What the task asks → Make an exact copy of the records, with the pictures left out.

+++ Records for this task +++

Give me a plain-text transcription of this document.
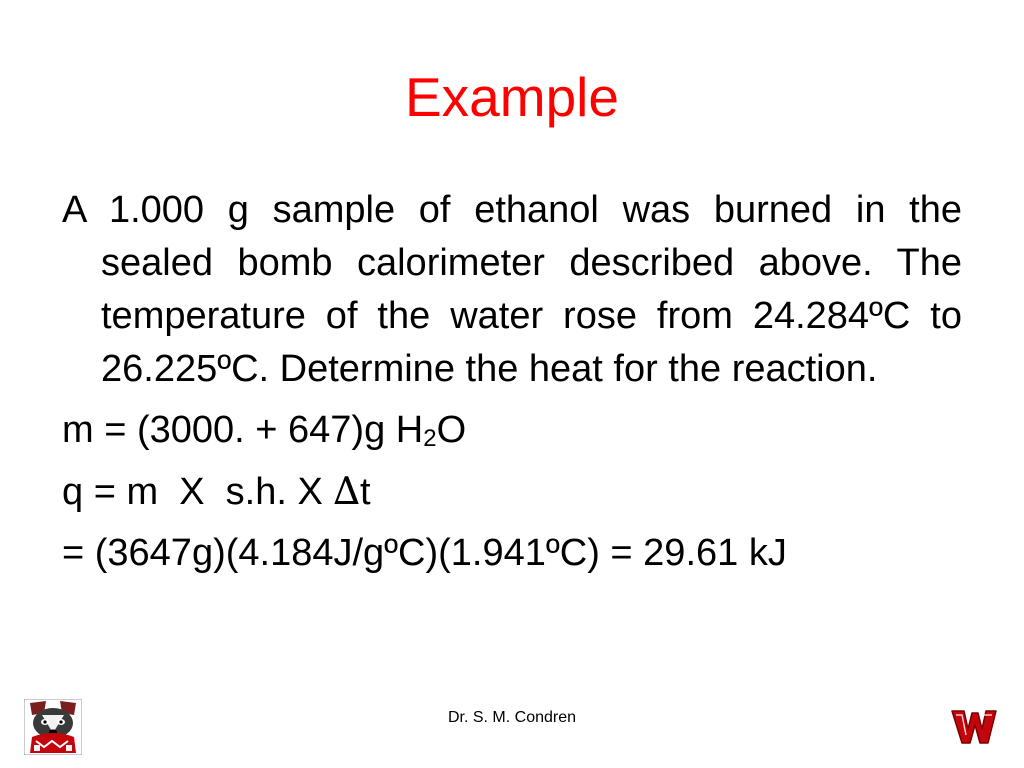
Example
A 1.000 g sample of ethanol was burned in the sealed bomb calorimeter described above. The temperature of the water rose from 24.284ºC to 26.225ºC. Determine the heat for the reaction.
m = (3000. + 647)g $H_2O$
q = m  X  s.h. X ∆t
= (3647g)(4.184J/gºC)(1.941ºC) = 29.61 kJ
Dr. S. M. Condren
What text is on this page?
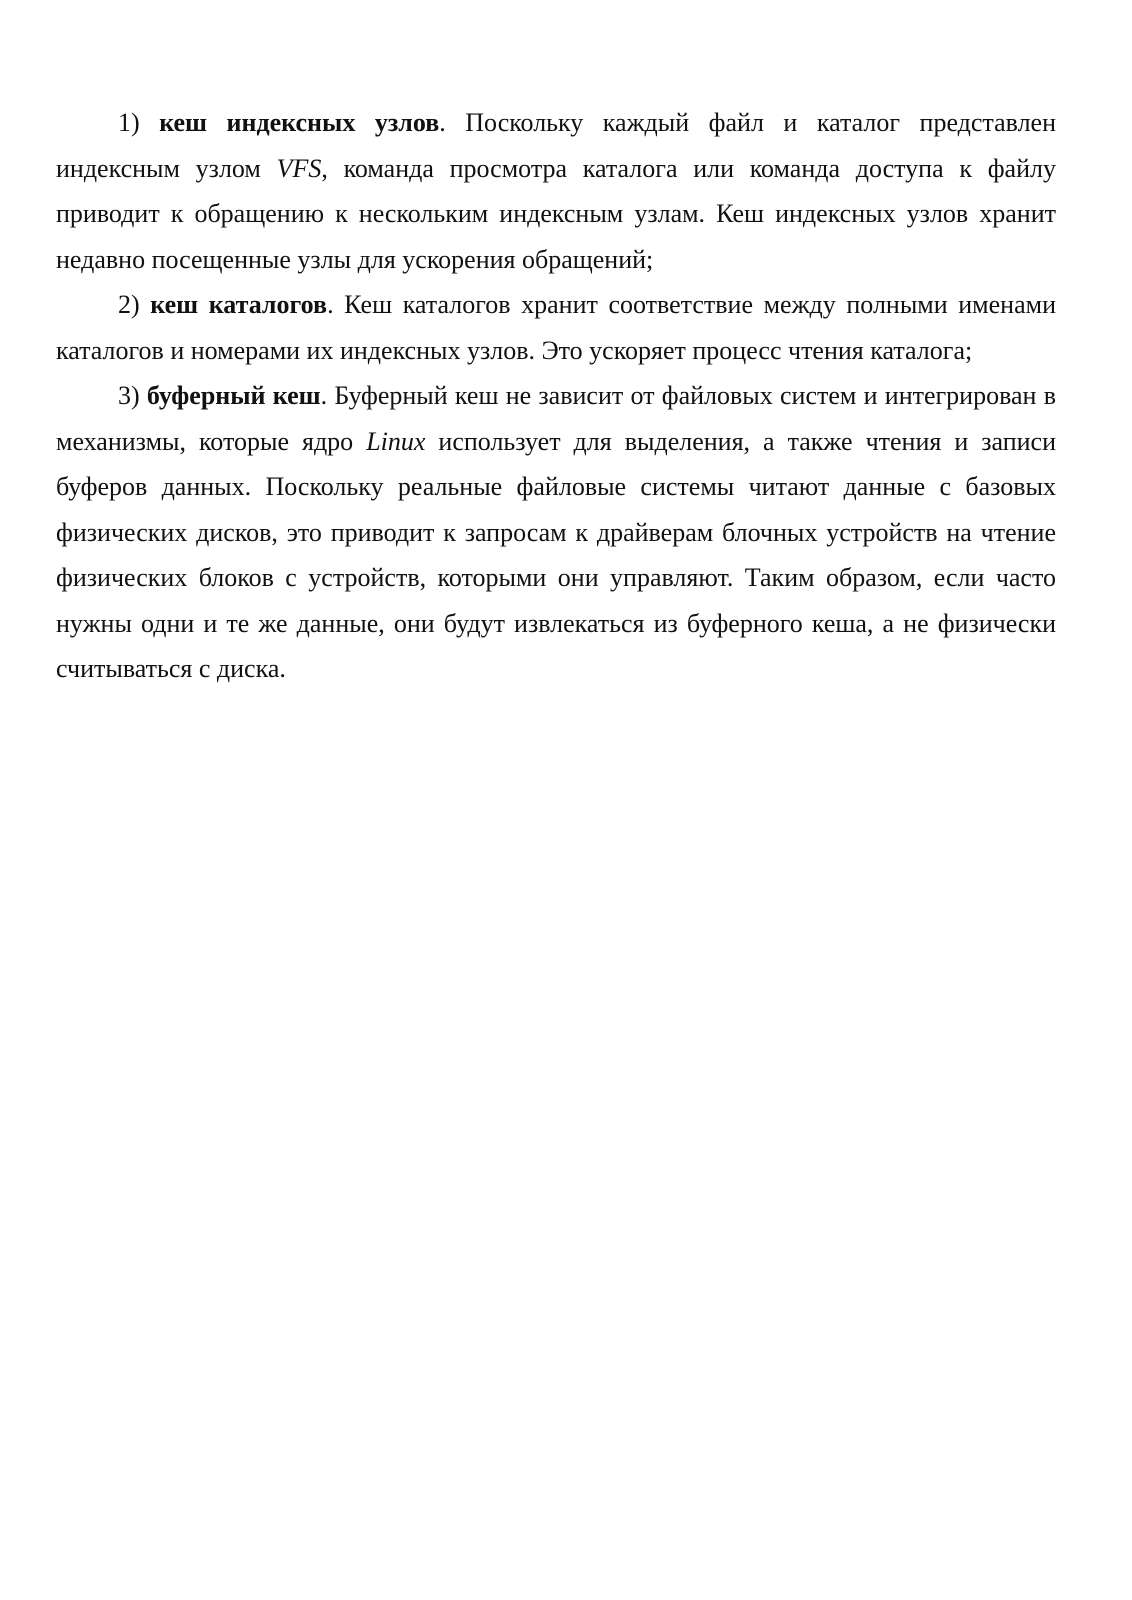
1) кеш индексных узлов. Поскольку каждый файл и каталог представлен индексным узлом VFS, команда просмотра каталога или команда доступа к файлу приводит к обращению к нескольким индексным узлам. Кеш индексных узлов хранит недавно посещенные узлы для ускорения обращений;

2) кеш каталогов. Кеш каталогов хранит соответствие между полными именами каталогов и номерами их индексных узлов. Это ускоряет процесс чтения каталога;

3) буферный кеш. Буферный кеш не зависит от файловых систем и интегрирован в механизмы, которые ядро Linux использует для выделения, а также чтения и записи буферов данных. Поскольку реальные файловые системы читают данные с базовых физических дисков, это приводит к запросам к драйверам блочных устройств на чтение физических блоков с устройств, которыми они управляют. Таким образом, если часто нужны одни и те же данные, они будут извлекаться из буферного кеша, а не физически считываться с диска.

+++

Written response →
Give me a plain-text transcription of this document.
Example
A 1.000 g sample of ethanol was burned in the sealed bomb calorimeter described above. The temperature of the water rose from 24.284ºC to 26.225ºC. Determine the heat for the reaction.
m = (3000. + 647)g $H_2O$
q = m  X  s.h. X ∆t
= (3647g)(4.184J/gºC)(1.941ºC) = 29.61 kJ
Dr. S. M. Condren
What text is on this page?
1) кеш индексных узлов. Поскольку каждый файл и каталог представлен индексным узлом VFS, команда просмотра каталога или команда доступа к файлу приводит к обращению к нескольким индексным узлам. Кеш индексных узлов хранит недавно посещенные узлы для ускорения обращений;

2) кеш каталогов. Кеш каталогов хранит соответствие между полными именами каталогов и номерами их индексных узлов. Это ускоряет процесс чтения каталога;

3) буферный кеш. Буферный кеш не зависит от файловых систем и интегрирован в механизмы, которые ядро Linux использует для выделения, а также чтения и записи буферов данных. Поскольку реальные файловые системы читают данные с базовых физических дисков, это приводит к запросам к драйверам блочных устройств на чтение физических блоков с устройств, которыми они управляют. Таким образом, если часто нужны одни и те же данные, они будут извлекаться из буферного кеша, а не физически считываться с диска.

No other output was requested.